» Problem to work on
Output all lines exactly, with nothing added or dropped.

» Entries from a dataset
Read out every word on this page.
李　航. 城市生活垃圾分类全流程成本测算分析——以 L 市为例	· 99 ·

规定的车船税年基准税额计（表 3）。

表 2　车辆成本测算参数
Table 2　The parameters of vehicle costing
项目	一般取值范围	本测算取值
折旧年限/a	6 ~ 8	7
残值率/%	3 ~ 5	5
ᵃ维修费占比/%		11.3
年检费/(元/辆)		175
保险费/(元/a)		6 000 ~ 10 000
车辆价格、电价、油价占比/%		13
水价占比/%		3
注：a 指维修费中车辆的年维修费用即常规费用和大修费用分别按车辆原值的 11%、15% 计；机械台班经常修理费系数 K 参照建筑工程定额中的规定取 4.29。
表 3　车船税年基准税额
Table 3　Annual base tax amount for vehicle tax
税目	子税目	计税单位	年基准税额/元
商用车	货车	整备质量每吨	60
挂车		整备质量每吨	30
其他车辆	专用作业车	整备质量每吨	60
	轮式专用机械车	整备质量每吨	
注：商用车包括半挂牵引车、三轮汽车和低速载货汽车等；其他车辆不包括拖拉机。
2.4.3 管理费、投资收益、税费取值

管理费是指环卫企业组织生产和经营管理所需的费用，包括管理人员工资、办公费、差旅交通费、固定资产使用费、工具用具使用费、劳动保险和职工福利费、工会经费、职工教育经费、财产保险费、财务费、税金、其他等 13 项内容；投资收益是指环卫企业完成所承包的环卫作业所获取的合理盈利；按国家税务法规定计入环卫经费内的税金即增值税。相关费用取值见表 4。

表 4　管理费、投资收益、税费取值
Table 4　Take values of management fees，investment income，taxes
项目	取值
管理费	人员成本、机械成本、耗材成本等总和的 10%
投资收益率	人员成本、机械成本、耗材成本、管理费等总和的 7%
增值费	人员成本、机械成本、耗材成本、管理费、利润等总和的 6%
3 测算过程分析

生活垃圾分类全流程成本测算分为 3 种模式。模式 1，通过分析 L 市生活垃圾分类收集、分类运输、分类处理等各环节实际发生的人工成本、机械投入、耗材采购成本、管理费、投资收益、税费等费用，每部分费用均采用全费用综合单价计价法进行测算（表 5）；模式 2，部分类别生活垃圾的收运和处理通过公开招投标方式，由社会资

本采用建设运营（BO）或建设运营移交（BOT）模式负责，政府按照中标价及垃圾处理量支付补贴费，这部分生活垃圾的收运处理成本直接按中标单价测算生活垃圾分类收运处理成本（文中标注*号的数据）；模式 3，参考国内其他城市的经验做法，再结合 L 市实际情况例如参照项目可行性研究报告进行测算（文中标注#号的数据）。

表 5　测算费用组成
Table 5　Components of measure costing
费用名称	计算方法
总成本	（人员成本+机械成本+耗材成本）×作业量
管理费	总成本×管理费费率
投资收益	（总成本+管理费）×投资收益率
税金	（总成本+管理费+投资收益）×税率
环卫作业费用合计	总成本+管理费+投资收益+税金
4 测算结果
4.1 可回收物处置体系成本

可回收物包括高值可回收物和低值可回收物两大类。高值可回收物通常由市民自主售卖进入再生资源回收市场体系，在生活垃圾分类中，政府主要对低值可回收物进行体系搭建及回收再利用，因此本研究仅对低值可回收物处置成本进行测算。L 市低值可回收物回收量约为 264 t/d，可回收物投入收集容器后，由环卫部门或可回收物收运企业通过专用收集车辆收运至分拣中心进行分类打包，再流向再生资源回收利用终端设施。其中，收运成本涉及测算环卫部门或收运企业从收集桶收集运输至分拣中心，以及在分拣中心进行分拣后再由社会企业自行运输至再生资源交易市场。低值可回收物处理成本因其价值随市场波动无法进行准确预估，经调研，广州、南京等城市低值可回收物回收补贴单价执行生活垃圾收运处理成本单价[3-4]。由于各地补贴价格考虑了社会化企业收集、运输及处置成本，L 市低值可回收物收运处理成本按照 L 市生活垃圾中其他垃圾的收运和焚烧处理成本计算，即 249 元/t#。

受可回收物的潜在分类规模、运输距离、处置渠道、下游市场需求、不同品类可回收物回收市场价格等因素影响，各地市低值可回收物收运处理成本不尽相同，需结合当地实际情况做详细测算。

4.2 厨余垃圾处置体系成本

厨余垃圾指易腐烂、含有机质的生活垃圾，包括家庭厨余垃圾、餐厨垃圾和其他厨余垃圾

» Finished exercise
Read out every word on this page.
李　航. 城市生活垃圾分类全流程成本测算分析——以 L 市为例	· 99 ·

规定的车船税年基准税额计（表 3）。

表 2　车辆成本测算参数
Table 2　The parameters of vehicle costing
项目	一般取值范围	本测算取值
折旧年限/a	6 ~ 8	7
残值率/%	3 ~ 5	5
ᵃ维修费占比/%		11.3
年检费/(元/辆)		175
保险费/(元/a)		6 000 ~ 10 000
车辆价格、电价、油价占比/%		13
水价占比/%		3
注：a 指维修费中车辆的年维修费用即常规费用和大修费用分别按车辆原值的 11%、15% 计；机械台班经常修理费系数 K 参照建筑工程定额中的规定取 4.29。
表 3　车船税年基准税额
Table 3　Annual base tax amount for vehicle tax
税目	子税目	计税单位	年基准税额/元
商用车	货车	整备质量每吨	60
挂车		整备质量每吨	30
其他车辆	专用作业车	整备质量每吨	60
	轮式专用机械车	整备质量每吨	
注：商用车包括半挂牵引车、三轮汽车和低速载货汽车等；其他车辆不包括拖拉机。
2.4.3 管理费、投资收益、税费取值

管理费是指环卫企业组织生产和经营管理所需的费用，包括管理人员工资、办公费、差旅交通费、固定资产使用费、工具用具使用费、劳动保险和职工福利费、工会经费、职工教育经费、财产保险费、财务费、税金、其他等 13 项内容；投资收益是指环卫企业完成所承包的环卫作业所获取的合理盈利；按国家税务法规定计入环卫经费内的税金即增值税。相关费用取值见表 4。

表 4　管理费、投资收益、税费取值
Table 4　Take values of management fees，investment income，taxes
项目	取值
管理费	人员成本、机械成本、耗材成本等总和的 10%
投资收益率	人员成本、机械成本、耗材成本、管理费等总和的 7%
增值费	人员成本、机械成本、耗材成本、管理费、利润等总和的 6%
3 测算过程分析

生活垃圾分类全流程成本测算分为 3 种模式。模式 1，通过分析 L 市生活垃圾分类收集、分类运输、分类处理等各环节实际发生的人工成本、机械投入、耗材采购成本、管理费、投资收益、税费等费用，每部分费用均采用全费用综合单价计价法进行测算（表 5）；模式 2，部分类别生活垃圾的收运和处理通过公开招投标方式，由社会资

本采用建设运营（BO）或建设运营移交（BOT）模式负责，政府按照中标价及垃圾处理量支付补贴费，这部分生活垃圾的收运处理成本直接按中标单价测算生活垃圾分类收运处理成本（文中标注*号的数据）；模式 3，参考国内其他城市的经验做法，再结合 L 市实际情况例如参照项目可行性研究报告进行测算（文中标注#号的数据）。

表 5　测算费用组成
Table 5　Components of measure costing
费用名称	计算方法
总成本	（人员成本+机械成本+耗材成本）×作业量
管理费	总成本×管理费费率
投资收益	（总成本+管理费）×投资收益率
税金	（总成本+管理费+投资收益）×税率
环卫作业费用合计	总成本+管理费+投资收益+税金
4 测算结果
4.1 可回收物处置体系成本

可回收物包括高值可回收物和低值可回收物两大类。高值可回收物通常由市民自主售卖进入再生资源回收市场体系，在生活垃圾分类中，政府主要对低值可回收物进行体系搭建及回收再利用，因此本研究仅对低值可回收物处置成本进行测算。L 市低值可回收物回收量约为 264 t/d，可回收物投入收集容器后，由环卫部门或可回收物收运企业通过专用收集车辆收运至分拣中心进行分类打包，再流向再生资源回收利用终端设施。其中，收运成本涉及测算环卫部门或收运企业从收集桶收集运输至分拣中心，以及在分拣中心进行分拣后再由社会企业自行运输至再生资源交易市场。低值可回收物处理成本因其价值随市场波动无法进行准确预估，经调研，广州、南京等城市低值可回收物回收补贴单价执行生活垃圾收运处理成本单价[3-4]。由于各地补贴价格考虑了社会化企业收集、运输及处置成本，L 市低值可回收物收运处理成本按照 L 市生活垃圾中其他垃圾的收运和焚烧处理成本计算，即 249 元/t#。

受可回收物的潜在分类规模、运输距离、处置渠道、下游市场需求、不同品类可回收物回收市场价格等因素影响，各地市低值可回收物收运处理成本不尽相同，需结合当地实际情况做详细测算。

4.2 厨余垃圾处置体系成本

厨余垃圾指易腐烂、含有机质的生活垃圾，包括家庭厨余垃圾、餐厨垃圾和其他厨余垃圾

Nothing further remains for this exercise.